**EXERCISE**
Select, from the data, each line where "this" occurs.
[START OF RECORDS PROVIDED]
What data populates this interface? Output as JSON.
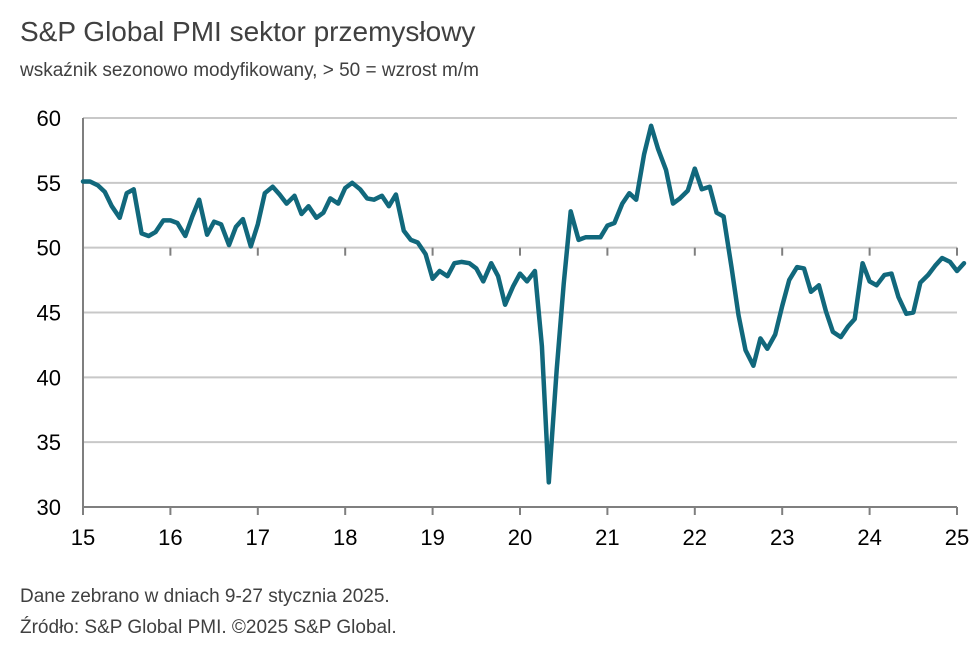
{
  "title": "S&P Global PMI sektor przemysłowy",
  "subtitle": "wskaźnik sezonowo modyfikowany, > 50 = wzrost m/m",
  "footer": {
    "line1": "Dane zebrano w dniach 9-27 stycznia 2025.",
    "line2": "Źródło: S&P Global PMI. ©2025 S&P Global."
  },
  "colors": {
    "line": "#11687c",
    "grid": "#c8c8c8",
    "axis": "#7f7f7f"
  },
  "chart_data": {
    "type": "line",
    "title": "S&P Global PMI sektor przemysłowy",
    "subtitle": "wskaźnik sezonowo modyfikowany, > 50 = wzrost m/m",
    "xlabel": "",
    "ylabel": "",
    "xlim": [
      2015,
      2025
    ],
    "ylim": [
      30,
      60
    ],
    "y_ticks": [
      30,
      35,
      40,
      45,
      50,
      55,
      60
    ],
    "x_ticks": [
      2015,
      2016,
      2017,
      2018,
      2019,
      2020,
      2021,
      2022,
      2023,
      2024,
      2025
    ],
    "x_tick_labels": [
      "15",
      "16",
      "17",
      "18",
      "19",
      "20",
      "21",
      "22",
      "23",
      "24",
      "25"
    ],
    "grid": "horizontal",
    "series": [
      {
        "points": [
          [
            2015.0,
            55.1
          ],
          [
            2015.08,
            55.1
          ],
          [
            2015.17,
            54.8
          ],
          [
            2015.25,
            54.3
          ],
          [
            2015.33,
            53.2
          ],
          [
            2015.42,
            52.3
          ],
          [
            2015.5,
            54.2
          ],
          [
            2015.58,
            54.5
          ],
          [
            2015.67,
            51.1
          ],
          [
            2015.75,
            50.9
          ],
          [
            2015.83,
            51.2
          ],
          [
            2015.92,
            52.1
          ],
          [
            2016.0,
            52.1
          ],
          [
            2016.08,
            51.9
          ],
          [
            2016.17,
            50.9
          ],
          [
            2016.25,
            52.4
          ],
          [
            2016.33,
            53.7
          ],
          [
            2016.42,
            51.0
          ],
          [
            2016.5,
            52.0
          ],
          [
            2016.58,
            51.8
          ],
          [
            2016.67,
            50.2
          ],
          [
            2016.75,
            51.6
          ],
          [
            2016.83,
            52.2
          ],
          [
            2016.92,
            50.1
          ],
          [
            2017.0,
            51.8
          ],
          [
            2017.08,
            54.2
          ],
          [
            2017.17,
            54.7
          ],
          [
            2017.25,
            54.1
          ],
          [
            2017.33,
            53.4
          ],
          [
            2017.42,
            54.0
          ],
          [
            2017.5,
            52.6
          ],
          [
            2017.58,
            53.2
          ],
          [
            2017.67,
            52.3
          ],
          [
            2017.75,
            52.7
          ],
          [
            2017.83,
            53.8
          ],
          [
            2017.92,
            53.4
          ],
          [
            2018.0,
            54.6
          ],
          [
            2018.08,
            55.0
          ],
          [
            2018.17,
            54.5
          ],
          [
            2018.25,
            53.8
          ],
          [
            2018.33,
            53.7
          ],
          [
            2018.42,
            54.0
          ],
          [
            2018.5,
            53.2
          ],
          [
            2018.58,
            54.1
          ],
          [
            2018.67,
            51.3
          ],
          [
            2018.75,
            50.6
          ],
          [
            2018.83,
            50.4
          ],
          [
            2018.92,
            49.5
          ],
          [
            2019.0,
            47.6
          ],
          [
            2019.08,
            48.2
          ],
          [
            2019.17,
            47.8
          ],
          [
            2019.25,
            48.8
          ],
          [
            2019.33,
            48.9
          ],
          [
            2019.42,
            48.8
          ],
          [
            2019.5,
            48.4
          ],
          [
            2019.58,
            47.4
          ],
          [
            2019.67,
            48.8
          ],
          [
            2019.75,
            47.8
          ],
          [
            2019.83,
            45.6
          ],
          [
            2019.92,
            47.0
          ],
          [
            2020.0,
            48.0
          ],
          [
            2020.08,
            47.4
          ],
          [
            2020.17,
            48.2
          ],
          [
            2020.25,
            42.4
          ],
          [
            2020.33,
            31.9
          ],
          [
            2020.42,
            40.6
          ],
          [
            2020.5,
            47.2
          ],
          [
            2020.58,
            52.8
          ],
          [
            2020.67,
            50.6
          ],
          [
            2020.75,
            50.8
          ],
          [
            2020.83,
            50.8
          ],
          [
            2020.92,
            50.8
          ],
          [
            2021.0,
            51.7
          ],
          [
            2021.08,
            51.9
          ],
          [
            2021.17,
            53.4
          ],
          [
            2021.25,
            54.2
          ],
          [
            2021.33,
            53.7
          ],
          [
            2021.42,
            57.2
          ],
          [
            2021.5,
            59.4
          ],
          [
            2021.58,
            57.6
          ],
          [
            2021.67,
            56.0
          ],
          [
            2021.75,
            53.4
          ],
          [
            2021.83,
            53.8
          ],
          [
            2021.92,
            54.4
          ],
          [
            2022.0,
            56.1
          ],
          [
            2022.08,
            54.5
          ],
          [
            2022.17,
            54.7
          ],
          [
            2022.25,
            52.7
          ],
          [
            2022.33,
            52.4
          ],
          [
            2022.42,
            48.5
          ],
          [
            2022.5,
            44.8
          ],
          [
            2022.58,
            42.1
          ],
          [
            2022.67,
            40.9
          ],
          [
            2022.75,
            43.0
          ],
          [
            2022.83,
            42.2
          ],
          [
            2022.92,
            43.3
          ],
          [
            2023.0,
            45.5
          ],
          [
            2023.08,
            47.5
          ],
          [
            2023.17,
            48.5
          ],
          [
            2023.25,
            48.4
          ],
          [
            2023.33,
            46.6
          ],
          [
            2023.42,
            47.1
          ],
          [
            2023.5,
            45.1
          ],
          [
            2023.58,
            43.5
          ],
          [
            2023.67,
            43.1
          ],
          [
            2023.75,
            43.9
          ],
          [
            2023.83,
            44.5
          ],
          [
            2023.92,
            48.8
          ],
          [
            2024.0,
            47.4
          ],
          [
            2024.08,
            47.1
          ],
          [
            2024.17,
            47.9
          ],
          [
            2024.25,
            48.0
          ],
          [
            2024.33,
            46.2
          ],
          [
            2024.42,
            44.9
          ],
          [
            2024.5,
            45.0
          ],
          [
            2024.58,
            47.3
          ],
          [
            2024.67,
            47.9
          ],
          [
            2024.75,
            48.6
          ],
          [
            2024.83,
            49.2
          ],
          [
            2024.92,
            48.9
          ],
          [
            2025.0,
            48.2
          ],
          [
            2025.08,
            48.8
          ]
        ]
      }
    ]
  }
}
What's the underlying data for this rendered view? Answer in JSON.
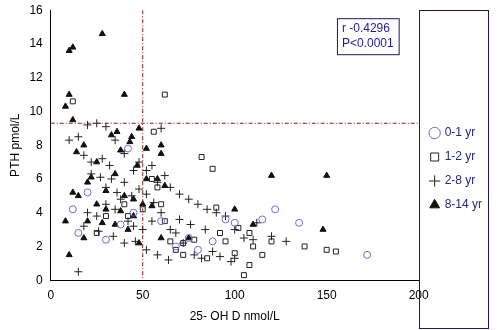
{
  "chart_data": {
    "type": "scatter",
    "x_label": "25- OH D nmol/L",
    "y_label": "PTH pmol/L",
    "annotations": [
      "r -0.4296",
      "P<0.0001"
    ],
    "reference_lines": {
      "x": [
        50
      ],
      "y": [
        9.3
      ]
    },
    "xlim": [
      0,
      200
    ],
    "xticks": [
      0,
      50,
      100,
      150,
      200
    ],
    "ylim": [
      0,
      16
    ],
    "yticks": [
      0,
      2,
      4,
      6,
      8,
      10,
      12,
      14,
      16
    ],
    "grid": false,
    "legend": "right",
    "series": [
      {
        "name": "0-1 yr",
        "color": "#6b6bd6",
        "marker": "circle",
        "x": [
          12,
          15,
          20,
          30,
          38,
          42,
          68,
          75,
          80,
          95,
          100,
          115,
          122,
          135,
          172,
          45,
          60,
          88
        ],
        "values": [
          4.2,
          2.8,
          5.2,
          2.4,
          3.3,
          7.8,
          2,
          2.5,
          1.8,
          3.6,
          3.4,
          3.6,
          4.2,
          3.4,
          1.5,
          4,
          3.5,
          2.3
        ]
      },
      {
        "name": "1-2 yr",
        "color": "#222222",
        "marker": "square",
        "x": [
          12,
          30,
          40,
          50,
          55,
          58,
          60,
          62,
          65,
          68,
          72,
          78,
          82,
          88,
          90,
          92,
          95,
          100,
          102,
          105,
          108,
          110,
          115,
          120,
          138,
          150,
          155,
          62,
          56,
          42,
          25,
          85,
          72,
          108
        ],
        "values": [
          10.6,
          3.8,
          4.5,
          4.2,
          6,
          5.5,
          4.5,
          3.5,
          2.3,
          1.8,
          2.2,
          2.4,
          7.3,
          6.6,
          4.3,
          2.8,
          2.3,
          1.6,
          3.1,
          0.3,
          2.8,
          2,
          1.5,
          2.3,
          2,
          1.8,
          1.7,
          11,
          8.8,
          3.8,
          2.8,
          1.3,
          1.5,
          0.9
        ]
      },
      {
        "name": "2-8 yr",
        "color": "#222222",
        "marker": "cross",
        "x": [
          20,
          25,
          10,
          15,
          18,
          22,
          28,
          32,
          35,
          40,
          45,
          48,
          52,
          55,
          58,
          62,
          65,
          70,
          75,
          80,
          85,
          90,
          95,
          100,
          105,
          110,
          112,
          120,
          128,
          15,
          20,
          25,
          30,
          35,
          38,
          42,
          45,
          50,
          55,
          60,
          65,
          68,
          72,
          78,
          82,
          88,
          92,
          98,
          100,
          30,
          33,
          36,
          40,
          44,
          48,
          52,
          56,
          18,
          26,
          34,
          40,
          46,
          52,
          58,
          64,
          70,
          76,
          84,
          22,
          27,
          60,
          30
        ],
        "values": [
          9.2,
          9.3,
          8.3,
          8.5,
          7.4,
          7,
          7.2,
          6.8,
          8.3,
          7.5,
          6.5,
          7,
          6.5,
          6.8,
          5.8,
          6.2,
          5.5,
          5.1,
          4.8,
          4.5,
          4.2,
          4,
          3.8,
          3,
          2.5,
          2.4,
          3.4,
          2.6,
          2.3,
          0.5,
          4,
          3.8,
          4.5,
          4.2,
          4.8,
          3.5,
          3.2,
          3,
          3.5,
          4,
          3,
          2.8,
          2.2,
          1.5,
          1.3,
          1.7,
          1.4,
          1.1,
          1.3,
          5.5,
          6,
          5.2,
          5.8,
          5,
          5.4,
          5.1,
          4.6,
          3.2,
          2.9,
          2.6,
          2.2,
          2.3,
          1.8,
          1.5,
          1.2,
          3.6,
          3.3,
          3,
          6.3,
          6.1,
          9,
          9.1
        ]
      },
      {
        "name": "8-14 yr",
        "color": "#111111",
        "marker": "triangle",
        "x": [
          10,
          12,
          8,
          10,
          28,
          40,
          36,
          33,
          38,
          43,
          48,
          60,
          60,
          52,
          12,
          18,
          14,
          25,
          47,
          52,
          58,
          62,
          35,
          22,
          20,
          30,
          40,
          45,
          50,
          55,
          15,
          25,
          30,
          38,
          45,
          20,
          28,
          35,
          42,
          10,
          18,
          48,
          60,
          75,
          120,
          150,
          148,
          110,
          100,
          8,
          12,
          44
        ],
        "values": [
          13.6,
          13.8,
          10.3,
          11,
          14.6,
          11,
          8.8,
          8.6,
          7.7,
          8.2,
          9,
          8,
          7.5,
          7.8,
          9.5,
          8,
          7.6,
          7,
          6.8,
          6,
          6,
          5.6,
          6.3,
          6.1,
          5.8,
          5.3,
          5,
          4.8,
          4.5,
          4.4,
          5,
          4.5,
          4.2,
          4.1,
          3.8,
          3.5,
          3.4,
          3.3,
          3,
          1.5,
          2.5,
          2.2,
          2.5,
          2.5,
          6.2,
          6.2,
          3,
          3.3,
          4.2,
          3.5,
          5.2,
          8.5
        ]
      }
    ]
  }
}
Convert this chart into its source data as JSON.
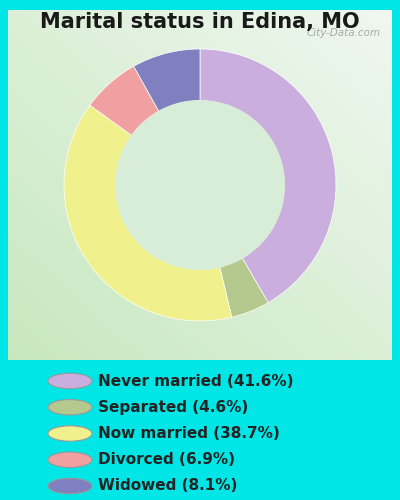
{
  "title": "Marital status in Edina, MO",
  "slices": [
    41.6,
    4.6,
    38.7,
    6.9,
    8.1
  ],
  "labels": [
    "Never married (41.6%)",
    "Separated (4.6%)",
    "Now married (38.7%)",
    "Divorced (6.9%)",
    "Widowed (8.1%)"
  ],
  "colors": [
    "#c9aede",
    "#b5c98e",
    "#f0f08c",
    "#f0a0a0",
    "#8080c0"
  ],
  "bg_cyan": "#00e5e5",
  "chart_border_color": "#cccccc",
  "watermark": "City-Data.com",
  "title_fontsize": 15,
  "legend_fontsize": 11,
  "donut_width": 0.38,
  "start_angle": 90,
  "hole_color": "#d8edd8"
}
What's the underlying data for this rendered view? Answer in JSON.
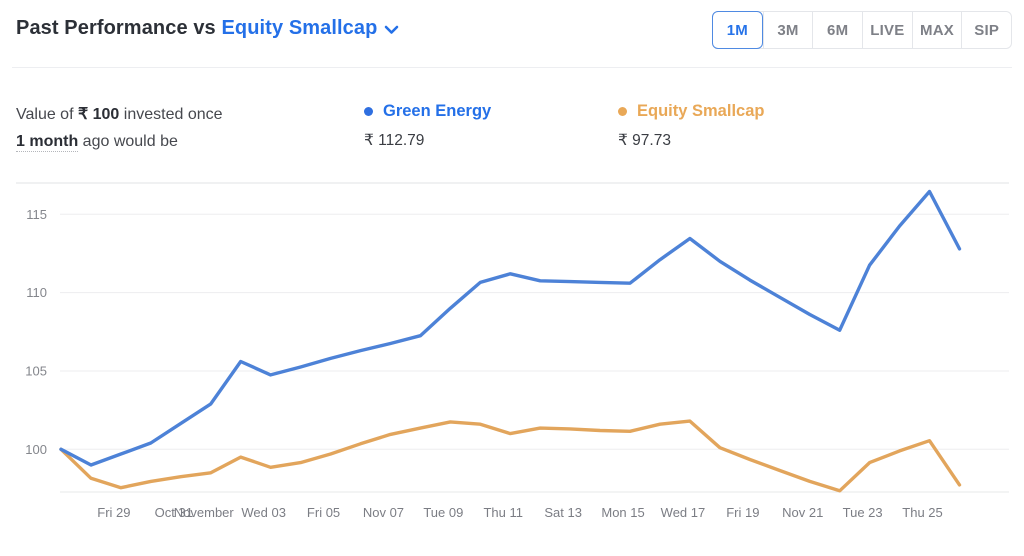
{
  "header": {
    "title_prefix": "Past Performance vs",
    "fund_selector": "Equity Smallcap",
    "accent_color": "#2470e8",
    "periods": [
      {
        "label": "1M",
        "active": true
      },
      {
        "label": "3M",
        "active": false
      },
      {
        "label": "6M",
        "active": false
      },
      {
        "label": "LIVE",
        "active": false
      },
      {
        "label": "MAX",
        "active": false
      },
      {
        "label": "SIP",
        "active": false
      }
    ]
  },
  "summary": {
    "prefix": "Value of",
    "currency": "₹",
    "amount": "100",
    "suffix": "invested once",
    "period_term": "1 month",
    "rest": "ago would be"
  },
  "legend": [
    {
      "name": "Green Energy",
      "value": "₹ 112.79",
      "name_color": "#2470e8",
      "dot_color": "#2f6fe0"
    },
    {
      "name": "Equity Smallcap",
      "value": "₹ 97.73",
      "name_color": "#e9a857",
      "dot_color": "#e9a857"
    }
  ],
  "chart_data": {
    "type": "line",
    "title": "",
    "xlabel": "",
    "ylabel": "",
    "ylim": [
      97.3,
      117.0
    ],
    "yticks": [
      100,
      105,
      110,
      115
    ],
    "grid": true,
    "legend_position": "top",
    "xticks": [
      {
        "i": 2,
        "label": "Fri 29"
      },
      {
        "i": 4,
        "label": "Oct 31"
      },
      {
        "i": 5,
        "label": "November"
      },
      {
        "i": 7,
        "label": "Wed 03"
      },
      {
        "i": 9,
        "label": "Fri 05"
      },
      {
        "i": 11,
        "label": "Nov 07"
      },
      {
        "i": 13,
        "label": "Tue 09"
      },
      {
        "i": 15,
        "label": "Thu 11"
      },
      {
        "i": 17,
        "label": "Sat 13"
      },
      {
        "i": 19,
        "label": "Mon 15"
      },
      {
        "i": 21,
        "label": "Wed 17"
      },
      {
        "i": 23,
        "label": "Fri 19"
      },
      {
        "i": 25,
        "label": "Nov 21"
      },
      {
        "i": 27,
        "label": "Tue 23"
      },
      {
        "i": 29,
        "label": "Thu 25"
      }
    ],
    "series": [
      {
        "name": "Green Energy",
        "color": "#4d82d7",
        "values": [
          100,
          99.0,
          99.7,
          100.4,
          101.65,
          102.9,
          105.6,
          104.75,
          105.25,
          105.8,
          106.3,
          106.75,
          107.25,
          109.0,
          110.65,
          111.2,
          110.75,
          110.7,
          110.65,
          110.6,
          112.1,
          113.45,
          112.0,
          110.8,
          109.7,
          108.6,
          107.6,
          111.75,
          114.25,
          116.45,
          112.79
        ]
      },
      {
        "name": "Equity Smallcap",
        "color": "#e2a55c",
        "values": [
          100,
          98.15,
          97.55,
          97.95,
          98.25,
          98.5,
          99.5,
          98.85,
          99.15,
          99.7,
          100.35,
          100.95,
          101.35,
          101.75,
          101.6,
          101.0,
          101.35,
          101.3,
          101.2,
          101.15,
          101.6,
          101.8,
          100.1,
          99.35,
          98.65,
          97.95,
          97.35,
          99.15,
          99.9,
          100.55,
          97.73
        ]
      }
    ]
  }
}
[END OF RECORDS PROVIDED]
**RESPONSE**
What data populates this interface? Output as JSON.
What's the underlying data for this rendered view? Answer in JSON.
Convert this chart into its source data as JSON.
What's the underlying data for this rendered view? Answer in JSON.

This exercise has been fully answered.